Dataset entries
───
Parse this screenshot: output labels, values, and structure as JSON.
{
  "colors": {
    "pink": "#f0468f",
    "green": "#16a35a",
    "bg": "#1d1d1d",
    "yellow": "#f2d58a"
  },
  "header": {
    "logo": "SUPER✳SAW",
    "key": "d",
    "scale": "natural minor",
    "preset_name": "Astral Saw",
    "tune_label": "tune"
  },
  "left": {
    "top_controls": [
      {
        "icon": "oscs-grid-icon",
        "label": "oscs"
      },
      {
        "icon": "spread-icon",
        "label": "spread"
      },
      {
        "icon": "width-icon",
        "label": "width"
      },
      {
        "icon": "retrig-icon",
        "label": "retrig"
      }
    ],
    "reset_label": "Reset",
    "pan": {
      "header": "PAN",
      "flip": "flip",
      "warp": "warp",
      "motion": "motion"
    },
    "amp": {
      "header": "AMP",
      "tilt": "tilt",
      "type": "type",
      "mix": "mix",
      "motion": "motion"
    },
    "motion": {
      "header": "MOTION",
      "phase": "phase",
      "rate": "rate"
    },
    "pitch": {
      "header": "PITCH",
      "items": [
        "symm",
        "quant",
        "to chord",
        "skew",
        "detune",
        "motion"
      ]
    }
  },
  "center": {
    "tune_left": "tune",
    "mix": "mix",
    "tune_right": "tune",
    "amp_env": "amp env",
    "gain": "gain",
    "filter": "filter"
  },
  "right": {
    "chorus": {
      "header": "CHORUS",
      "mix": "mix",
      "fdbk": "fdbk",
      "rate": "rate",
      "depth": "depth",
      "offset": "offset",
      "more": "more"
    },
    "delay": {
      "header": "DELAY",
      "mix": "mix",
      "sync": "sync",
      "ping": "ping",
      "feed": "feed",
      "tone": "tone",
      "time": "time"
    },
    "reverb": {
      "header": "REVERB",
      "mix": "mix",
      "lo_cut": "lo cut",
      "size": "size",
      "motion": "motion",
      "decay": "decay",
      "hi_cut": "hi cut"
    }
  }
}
───
# [What needs to be done]
Select and copy every line of the listing with the word "header".

# [Task response]
  "header": {
      "header": "PAN",
      "header": "AMP",
      "header": "MOTION",
      "header": "PITCH",
      "header": "CHORUS",
      "header": "DELAY",
      "header": "REVERB",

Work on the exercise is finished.